DOCUMENT TEXT:

##########

But the court majority pushed back against Labarga’s reference to Worrell being “overwhelmingly elected.”
“The dissent seems surprised that a ‘state attorney may . . . face suspension and replacement despite having been overwhelmingly elected by the voters of the circuit.’ An elected official’s margin of victory is of no constitutional relevance to the governor’s suspension power,” a footnote in the main opinion said.
While DeSantis suspended Worrell, the Florida Senate would have ultimate authority to decide whether to remove her from office. The Senate has not taken action as the Supreme Court case was pending.
DeSantis appointed Andrew Bain, who had served as an Orange County judge, to replace Worrell. But Worrell has qualified to run in the November election to try to win back the job. Bain also has qualified to run as a candidate without party affiliation.
In a petition filed at the Supreme Court in September, Worrell’s attorneys pointed to “prosecutorial discretion” in arguing that DeSantis didn’t have a basis for the suspension.
“Ms. Worrell was elected to serve as state attorney, not the governor,” the petition said. “Mere disagreement between a governor and a state attorney about where within the lawful range of discretion that discretion should be exercised falls far short of the constitutionally required showing of neglect of duty or incompetence.”
But in a response filed in October, lawyers for DeSantis disputed Worrell’s arguments about prosecutorial discretion,
“Ms. Worrell does not have ‘discretion’ to abuse her power to bring criminal charges by chronic underenforcement of Florida law,” the response said.
Two voters and the group Florida Rising Together also filed a federal lawsuit challenging Worrell’s suspension. But U.S. District Judge Julie Sneed issued a 15-page ruling last month that said the plaintiffs did not have legal standing to pursue the lawsuit.
The state Supreme Court last year also rejected a challenge by Warren to his suspension, saying he waited too long to bring the case.
In a separate federal-court case, U.S. District Judge Robert Hinkle last year let the Warren suspension stand. But a panel of the 11th U.S. Circuit Court of Appeals in January said the suspension violated First Amendment protections and ordered Hinkle to look again at the case. The state has asked the full Atlanta-based appeals court to take up the dispute.

##########

EXERCISE INSTRUCTIONS:
1/ In the article on Worrell's suspension, swap "November" for "August" and restate the passage from "DeSantis appointed Andrew" to "for the suspension.".
2/ Which people does the article on Worrell's suspension mention by name?
3/ Answer these questions using the article on Worrell's suspension:
(a) In what month did Worrell's attorneys file their petition at the Supreme Court?
(b) How many pages long was Judge Sneed's ruling?
(c) What did the 11th U.S. Circuit Court of Appeals panel order Hinkle to do?

[Dataset items]
##########

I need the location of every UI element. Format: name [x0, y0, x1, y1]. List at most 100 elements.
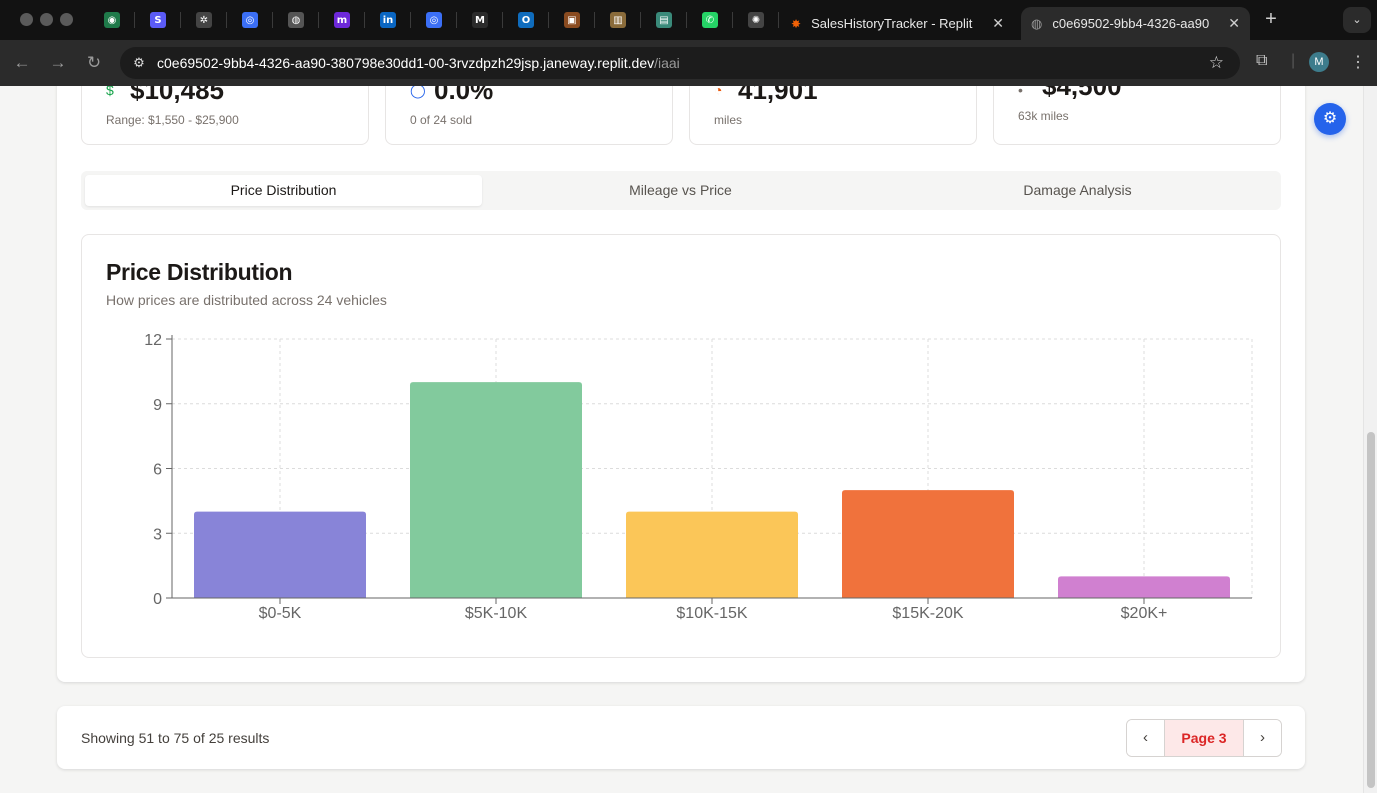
forward-arrow-icon[interactable]: →	[46, 51, 70, 75]
tab-separator	[364, 12, 365, 28]
outlook-icon: O	[518, 12, 534, 28]
tab-separator	[410, 12, 411, 28]
close-icon[interactable]: ✕	[1228, 15, 1240, 32]
pinned-tab[interactable]: m	[330, 8, 354, 32]
x-tick-label: $10K-15K	[676, 605, 747, 622]
window-minimize-dot[interactable]	[40, 13, 53, 26]
profile-avatar[interactable]: M	[1309, 52, 1329, 72]
browser-tab-active[interactable]: ◍ c0e69502-9bb4-4326-aa90 ✕	[1021, 7, 1250, 40]
stat-value: 41,901	[738, 86, 818, 105]
current-page-indicator: Page 3	[1164, 720, 1244, 756]
tab-separator	[778, 12, 779, 28]
tab-separator	[548, 12, 549, 28]
tab-separator	[640, 12, 641, 28]
menu-kebab-icon[interactable]: ⋮	[1350, 52, 1366, 72]
stat-card: ◔ 41,901 miles	[689, 86, 977, 145]
y-tick-label: 9	[153, 397, 162, 414]
pinned-tab[interactable]: ✆	[698, 8, 722, 32]
chevron-right-icon[interactable]: ›	[1244, 720, 1281, 756]
pinned-tab[interactable]: ▣	[560, 8, 584, 32]
tab-title: SalesHistoryTracker - Replit	[811, 16, 973, 31]
stat-subtext: 63k miles	[1018, 109, 1069, 123]
summary-prefix: Showing	[81, 730, 139, 746]
summary-total: 25	[208, 730, 225, 746]
bar-20k	[1058, 576, 1230, 598]
pinned-tab[interactable]: ◍	[284, 8, 308, 32]
tab-separator	[456, 12, 457, 28]
x-tick-label: $15K-20K	[892, 605, 963, 622]
scrollbar-thumb[interactable]	[1367, 432, 1375, 788]
globe-icon: ◍	[1031, 15, 1043, 31]
x-tick-label: $20K+	[1121, 605, 1168, 622]
pinned-tab[interactable]: M	[468, 8, 492, 32]
pinned-tab[interactable]: ✲	[192, 8, 216, 32]
bar-0-5k	[194, 511, 366, 598]
gear-icon[interactable]: ⚙	[1314, 103, 1346, 135]
s-icon: S	[150, 12, 166, 28]
chevron-left-icon[interactable]: ‹	[1127, 720, 1164, 756]
pinned-tab[interactable]: S	[146, 8, 170, 32]
tab-separator	[318, 12, 319, 28]
chevron-down-icon[interactable]: ⌄	[1343, 7, 1371, 33]
tab-separator	[180, 12, 181, 28]
linkedin-icon: in	[380, 12, 396, 28]
swirl-icon: ◎	[242, 12, 258, 28]
browser-toolbar: ← → ↻ ⚙ c0e69502-9bb4-4326-aa90-380798e3…	[0, 40, 1377, 86]
gmail-icon: M	[472, 12, 488, 28]
pinned-tab[interactable]: in	[376, 8, 400, 32]
stat-icon: ◔	[714, 86, 723, 98]
summary-to-word: to	[154, 730, 174, 746]
stat-icon: •	[1018, 86, 1023, 98]
close-icon[interactable]: ✕	[992, 15, 1004, 32]
pinned-tab[interactable]: ✺	[744, 8, 768, 32]
site-settings-icon[interactable]: ⚙	[130, 54, 148, 72]
price-distribution-card: Price Distribution How prices are distri…	[81, 234, 1281, 658]
x-tick-label: $5K-10K	[465, 605, 528, 622]
y-tick-label: 6	[153, 462, 162, 479]
page-viewport: $ $10,485 Range: $1,550 - $25,900 ◯ 0.0% 0 of…	[0, 86, 1363, 793]
page-scrollbar[interactable]	[1363, 86, 1377, 793]
window-close-dot[interactable]	[20, 13, 33, 26]
stat-value: 0.0%	[434, 86, 494, 105]
pinned-tab[interactable]: ◉	[100, 8, 124, 32]
tab-damage-analysis[interactable]: Damage Analysis	[879, 175, 1276, 206]
extensions-icon[interactable]: ⧉	[1256, 52, 1267, 70]
stat-subtext: miles	[714, 113, 743, 127]
browser-tab-replit[interactable]: ✸ SalesHistoryTracker - Replit ✕	[781, 7, 1014, 40]
stat-card: • $4,500 63k miles	[993, 86, 1281, 145]
url-path: /iaai	[654, 55, 680, 71]
pinned-tab[interactable]: O	[514, 8, 538, 32]
bookmark-star-icon[interactable]: ☆	[1209, 53, 1224, 73]
address-bar[interactable]: ⚙ c0e69502-9bb4-4326-aa90-380798e30dd1-0…	[120, 47, 1240, 79]
pager-controls: ‹ Page 3 ›	[1126, 719, 1282, 757]
browser-tab-strip: ◉ S ✲ ◎ ◍ m in ◎ M O ▣ ▥ ▤ ✆ ✺ ✸ SalesHistoryTracker -…	[0, 0, 1377, 40]
tab-mileage-vs-price[interactable]: Mileage vs Price	[482, 175, 879, 206]
window-zoom-dot[interactable]	[60, 13, 73, 26]
y-tick-label: 12	[144, 332, 162, 349]
stat-card: ◯ 0.0% 0 of 24 sold	[385, 86, 673, 145]
y-tick-label: 0	[153, 591, 162, 608]
tab-separator	[686, 12, 687, 28]
bar-15k-20k	[842, 490, 1014, 598]
stat-value: $10,485	[130, 86, 224, 105]
url-text[interactable]: c0e69502-9bb4-4326-aa90-380798e30dd1-00-…	[157, 55, 680, 71]
robot-icon: ▤	[656, 12, 672, 28]
tab-separator	[502, 12, 503, 28]
results-summary: Showing 51 to 75 of 25 results	[81, 730, 269, 746]
tab-separator	[272, 12, 273, 28]
reload-icon[interactable]: ↻	[82, 51, 106, 75]
stat-value: $4,500	[1042, 86, 1122, 101]
summary-from: 51	[138, 730, 155, 746]
pagination-bar: Showing 51 to 75 of 25 results ‹ Page 3 …	[57, 706, 1305, 769]
eye-icon: ◉	[104, 12, 120, 28]
pinned-tab[interactable]: ◎	[422, 8, 446, 32]
tab-separator	[594, 12, 595, 28]
new-tab-button[interactable]: +	[1259, 8, 1283, 32]
pinned-tab[interactable]: ◎	[238, 8, 262, 32]
url-host: c0e69502-9bb4-4326-aa90-380798e30dd1-00-…	[157, 55, 655, 71]
back-arrow-icon[interactable]: ←	[10, 51, 34, 75]
toolbar-divider: |	[1291, 52, 1296, 69]
pinned-tab[interactable]: ▤	[652, 8, 676, 32]
pinned-tab[interactable]: ▥	[606, 8, 630, 32]
tab-price-distribution[interactable]: Price Distribution	[85, 175, 482, 206]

##########

ANSWERS TO THE TASKS:
1/
DeSantis appointed Andrew Bain, who had served as an Orange County judge, to replace Worrell. But Worrell has qualified to run in the August election to try to win back the job. Bain also has qualified to run as a candidate without party affiliation.
In a petition filed at the Supreme Court in September, Worrell’s attorneys pointed to “prosecutorial discretion” in arguing that DeSantis didn’t have a basis for the suspension.

2/
Labarga
Worrell
DeSantis
Andrew Bain
Julie Sneed
Warren
Robert Hinkle

3/
(a) September
(b) 15 pages
(c) Look again at the case